**WRITTEN REQUEST:** Find every line in the records below that holds the word "Manejo", and copy it out.

**INFORMATION SUPPLIED:**
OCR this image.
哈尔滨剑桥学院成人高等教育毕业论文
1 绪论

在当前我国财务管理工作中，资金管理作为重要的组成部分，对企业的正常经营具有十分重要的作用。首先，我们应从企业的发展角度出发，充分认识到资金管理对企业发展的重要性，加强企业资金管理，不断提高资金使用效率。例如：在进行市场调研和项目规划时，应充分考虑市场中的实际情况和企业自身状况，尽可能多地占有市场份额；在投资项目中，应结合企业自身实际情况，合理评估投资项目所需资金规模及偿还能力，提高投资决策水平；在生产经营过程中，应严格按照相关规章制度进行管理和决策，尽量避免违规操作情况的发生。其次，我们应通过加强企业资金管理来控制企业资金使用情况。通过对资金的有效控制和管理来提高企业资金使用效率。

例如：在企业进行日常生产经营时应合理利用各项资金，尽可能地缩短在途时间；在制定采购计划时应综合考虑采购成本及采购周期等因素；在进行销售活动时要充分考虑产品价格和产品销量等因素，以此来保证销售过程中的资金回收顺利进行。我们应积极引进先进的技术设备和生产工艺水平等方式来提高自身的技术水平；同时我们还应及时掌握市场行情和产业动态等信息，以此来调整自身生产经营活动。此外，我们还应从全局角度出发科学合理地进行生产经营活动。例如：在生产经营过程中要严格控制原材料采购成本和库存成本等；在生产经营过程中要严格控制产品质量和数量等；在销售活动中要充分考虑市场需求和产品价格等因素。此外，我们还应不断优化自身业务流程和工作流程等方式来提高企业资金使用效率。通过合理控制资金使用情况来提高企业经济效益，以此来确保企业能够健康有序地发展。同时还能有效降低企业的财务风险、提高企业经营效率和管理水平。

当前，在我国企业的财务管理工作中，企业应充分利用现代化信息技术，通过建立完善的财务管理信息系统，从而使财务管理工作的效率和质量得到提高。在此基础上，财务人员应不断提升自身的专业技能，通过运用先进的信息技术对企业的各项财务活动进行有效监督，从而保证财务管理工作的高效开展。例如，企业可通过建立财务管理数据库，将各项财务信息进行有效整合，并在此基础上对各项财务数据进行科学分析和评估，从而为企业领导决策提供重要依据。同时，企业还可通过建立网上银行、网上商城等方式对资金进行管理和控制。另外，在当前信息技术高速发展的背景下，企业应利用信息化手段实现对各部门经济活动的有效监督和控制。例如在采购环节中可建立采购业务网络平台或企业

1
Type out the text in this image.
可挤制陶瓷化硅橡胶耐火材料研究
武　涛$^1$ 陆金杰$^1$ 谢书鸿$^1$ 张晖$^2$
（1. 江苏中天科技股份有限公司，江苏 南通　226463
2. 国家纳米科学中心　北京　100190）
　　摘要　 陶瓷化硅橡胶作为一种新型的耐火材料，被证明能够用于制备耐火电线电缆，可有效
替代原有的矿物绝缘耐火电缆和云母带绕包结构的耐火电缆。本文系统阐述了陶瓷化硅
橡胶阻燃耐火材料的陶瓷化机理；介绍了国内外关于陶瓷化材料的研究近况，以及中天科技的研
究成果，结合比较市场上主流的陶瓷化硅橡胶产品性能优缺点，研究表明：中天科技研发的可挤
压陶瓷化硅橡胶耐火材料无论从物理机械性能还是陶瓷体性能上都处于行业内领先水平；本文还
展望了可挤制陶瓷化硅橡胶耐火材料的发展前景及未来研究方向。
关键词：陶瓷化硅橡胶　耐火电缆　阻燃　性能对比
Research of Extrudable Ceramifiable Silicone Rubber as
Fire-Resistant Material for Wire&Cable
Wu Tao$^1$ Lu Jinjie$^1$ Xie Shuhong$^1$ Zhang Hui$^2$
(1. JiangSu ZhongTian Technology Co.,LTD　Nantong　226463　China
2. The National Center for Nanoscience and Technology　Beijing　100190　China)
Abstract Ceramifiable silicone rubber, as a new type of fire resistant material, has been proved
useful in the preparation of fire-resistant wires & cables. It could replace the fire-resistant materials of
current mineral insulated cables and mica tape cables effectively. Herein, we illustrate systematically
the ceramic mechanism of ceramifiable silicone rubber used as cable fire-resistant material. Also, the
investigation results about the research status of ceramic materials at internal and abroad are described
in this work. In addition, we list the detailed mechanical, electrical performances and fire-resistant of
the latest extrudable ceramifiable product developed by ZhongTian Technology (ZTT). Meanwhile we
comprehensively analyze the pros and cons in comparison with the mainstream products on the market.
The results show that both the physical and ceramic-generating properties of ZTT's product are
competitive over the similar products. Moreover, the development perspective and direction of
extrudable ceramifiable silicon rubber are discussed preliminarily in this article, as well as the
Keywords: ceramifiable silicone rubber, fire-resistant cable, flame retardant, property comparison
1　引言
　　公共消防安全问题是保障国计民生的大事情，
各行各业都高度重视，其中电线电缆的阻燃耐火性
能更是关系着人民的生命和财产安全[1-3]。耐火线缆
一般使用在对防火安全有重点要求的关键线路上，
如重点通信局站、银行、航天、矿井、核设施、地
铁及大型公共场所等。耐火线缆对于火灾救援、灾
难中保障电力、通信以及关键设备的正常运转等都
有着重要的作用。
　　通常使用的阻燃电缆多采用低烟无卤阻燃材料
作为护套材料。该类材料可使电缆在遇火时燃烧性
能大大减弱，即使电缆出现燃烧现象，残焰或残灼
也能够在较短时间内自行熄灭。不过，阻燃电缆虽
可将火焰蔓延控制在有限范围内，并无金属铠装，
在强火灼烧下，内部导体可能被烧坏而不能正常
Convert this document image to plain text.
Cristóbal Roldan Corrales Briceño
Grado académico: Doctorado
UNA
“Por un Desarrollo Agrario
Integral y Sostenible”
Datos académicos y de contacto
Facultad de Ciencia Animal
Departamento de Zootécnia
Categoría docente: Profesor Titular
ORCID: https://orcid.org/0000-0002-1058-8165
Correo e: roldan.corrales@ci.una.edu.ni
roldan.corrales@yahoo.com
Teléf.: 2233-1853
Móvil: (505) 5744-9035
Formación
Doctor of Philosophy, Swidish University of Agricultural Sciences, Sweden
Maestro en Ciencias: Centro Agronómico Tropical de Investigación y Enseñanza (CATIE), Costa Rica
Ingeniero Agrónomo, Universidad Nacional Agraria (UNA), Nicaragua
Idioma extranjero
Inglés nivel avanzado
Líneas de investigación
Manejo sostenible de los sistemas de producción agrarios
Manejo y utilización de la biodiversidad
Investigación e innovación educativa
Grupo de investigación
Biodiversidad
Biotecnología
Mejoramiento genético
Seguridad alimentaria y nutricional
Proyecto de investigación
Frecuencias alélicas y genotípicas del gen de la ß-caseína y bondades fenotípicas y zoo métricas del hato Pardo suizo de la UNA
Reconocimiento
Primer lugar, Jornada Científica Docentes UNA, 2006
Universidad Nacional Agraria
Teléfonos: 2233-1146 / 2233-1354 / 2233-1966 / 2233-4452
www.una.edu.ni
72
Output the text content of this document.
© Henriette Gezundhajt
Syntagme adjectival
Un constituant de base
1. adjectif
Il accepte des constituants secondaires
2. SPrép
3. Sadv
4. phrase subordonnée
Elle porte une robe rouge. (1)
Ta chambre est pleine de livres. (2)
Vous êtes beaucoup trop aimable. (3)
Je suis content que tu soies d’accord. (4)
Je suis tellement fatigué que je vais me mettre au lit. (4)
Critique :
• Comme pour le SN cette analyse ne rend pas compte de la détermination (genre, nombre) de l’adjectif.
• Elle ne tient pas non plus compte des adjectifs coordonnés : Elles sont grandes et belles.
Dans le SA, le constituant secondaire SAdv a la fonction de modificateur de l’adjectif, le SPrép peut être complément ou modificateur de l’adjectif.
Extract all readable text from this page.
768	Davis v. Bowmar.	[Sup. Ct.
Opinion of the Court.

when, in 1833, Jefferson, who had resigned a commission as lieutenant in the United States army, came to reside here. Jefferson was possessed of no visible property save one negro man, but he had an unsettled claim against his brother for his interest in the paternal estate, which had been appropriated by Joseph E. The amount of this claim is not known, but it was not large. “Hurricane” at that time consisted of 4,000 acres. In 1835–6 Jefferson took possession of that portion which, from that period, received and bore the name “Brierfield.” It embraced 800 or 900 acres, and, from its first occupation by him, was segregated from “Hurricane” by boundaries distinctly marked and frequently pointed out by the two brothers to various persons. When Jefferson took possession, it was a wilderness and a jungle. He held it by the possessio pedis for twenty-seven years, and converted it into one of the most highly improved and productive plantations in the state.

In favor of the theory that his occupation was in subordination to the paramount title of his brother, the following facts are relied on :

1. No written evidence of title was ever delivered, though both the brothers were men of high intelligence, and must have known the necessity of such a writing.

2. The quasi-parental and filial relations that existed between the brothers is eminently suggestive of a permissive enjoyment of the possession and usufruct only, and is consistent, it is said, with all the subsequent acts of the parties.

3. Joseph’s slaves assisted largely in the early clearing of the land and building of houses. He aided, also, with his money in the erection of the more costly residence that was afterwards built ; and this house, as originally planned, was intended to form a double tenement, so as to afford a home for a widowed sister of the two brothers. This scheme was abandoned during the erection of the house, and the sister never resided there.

**EXERCISE RESPONSE:**
Manejo sostenible de los sistemas de producción agrarios
Manejo y utilización de la biodiversidad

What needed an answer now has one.